## Task goal
Copy out the lines that have "image" in them.

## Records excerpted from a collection

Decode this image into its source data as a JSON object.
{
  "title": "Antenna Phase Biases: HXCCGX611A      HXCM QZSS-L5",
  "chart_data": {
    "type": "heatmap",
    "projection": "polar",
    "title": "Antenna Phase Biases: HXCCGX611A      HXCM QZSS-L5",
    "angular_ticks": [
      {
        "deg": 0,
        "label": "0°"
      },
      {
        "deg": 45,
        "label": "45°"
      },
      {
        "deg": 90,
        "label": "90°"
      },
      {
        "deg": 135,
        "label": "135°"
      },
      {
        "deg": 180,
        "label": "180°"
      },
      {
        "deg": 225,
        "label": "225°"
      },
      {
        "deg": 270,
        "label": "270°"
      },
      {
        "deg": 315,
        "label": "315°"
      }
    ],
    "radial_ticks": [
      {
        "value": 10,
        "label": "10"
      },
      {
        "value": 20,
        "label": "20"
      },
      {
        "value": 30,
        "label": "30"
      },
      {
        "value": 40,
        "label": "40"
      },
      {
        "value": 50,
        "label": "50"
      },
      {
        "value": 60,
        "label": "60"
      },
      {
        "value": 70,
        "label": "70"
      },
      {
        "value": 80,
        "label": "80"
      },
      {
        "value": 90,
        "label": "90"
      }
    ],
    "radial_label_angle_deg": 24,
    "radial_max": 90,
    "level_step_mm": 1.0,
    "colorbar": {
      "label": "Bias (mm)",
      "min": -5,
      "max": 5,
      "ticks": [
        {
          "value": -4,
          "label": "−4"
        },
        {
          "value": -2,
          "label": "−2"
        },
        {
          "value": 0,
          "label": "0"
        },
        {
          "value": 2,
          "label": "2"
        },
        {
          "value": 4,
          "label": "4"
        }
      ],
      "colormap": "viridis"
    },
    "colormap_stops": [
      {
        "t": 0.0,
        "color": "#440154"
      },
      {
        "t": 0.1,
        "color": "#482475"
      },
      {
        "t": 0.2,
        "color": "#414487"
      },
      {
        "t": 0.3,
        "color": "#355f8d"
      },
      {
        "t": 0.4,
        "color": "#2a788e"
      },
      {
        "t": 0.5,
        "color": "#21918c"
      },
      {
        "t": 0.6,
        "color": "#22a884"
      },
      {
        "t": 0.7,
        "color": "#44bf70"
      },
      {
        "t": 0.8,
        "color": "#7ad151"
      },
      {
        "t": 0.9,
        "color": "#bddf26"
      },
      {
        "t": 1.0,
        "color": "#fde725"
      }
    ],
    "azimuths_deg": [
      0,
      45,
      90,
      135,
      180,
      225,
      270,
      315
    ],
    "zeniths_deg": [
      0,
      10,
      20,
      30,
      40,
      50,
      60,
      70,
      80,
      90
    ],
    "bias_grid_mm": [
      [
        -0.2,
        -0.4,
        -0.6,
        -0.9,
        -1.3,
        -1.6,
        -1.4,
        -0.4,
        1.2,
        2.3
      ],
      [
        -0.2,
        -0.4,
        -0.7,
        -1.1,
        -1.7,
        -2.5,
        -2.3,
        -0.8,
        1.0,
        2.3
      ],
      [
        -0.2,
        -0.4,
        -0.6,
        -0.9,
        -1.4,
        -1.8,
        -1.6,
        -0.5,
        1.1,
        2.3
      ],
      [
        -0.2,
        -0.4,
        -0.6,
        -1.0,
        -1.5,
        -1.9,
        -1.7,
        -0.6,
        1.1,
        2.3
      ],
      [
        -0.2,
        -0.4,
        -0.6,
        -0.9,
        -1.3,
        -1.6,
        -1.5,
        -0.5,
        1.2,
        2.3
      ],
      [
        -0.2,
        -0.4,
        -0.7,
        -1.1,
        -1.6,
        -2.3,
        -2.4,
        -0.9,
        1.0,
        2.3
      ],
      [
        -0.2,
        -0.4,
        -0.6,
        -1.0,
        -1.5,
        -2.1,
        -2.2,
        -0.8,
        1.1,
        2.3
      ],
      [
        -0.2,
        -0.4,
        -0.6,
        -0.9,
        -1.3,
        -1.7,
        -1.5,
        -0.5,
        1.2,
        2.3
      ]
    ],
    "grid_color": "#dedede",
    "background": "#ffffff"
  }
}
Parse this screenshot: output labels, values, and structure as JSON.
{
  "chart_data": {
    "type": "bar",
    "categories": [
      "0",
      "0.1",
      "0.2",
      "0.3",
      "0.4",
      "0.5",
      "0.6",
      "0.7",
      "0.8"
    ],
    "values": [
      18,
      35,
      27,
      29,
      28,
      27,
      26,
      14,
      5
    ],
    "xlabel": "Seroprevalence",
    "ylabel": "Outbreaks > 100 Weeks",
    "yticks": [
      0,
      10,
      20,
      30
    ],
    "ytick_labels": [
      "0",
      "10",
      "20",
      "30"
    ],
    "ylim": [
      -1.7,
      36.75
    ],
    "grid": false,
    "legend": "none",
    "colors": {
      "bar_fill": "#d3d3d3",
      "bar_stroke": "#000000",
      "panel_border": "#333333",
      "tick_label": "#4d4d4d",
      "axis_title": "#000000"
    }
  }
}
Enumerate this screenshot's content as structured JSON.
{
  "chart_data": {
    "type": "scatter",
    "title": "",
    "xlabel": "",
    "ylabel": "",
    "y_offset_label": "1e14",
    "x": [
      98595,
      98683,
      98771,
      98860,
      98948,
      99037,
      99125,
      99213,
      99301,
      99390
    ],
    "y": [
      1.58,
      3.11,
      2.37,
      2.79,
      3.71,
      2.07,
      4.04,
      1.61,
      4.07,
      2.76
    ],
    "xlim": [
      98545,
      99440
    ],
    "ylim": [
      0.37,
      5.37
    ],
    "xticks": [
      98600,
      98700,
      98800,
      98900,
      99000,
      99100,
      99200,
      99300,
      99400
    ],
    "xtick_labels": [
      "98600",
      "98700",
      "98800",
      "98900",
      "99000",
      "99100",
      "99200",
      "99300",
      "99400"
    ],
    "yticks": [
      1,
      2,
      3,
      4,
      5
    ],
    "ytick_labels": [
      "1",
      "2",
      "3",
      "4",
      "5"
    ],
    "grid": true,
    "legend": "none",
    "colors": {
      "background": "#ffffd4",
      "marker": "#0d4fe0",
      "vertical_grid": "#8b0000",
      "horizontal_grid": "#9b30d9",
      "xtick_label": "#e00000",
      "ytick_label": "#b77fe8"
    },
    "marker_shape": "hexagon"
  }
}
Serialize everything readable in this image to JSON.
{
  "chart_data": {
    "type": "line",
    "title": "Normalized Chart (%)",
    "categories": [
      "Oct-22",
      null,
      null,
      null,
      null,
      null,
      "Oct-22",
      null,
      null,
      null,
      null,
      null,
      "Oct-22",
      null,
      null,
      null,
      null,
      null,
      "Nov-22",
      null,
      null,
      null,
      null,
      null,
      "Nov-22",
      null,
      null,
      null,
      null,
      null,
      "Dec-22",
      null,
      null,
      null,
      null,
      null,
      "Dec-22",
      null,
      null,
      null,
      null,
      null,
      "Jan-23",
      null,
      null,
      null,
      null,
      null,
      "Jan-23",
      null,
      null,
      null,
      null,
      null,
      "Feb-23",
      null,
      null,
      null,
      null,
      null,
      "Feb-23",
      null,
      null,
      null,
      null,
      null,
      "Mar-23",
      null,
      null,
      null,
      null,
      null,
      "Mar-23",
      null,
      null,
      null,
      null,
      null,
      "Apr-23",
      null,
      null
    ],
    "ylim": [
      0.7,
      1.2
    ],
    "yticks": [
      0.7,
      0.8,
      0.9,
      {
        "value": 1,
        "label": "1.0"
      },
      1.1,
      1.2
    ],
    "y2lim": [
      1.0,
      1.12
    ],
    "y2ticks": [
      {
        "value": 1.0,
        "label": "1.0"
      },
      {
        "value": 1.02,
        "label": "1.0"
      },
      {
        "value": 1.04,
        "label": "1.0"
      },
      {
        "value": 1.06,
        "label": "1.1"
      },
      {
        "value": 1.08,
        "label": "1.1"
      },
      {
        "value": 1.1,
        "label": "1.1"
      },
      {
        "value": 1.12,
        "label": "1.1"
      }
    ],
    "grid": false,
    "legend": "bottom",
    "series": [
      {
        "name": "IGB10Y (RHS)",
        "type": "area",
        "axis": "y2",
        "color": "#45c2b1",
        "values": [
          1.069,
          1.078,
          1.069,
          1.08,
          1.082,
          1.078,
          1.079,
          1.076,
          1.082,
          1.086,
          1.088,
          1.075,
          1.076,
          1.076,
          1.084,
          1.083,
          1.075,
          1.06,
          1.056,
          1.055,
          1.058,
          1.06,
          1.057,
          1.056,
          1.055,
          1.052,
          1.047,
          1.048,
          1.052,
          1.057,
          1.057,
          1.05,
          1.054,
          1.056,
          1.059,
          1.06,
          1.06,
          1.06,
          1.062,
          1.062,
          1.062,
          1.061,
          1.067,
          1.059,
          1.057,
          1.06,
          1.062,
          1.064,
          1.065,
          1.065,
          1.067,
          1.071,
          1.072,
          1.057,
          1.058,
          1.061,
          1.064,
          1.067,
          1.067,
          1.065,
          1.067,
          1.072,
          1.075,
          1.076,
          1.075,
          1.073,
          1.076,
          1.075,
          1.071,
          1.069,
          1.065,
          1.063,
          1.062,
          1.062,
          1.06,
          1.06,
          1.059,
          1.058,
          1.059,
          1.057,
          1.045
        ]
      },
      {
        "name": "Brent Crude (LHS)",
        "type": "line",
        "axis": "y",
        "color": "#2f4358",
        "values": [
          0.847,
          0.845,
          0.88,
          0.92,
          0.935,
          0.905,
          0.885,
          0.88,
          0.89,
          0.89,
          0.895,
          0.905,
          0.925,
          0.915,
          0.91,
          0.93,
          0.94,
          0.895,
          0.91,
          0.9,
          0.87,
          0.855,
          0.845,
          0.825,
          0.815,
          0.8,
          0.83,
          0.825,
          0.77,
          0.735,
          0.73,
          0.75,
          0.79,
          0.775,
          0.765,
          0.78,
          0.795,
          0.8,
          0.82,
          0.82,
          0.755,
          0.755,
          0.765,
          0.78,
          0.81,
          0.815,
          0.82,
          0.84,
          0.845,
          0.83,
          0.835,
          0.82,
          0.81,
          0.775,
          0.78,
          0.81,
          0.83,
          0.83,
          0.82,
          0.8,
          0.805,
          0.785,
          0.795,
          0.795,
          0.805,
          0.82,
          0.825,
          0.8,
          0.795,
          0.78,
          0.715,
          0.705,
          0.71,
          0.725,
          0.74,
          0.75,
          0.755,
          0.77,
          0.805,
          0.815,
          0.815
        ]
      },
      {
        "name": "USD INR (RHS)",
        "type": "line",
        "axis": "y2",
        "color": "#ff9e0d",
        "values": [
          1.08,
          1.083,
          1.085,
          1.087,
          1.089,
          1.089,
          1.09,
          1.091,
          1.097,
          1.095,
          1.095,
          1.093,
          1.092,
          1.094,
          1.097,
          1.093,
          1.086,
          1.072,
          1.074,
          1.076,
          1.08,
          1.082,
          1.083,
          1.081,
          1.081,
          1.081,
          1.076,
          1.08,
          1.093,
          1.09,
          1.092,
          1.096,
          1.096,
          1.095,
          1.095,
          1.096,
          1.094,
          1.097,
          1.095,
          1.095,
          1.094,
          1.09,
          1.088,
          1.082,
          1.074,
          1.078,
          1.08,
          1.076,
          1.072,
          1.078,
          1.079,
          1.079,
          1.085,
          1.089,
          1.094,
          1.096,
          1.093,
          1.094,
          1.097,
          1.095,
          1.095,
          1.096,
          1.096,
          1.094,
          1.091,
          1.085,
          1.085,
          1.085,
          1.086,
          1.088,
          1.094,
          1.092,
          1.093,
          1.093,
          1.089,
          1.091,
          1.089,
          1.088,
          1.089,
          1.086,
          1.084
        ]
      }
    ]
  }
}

## Response
Decode this image into its source data as a JSON object.
Serialize everything readable in this image to JSON.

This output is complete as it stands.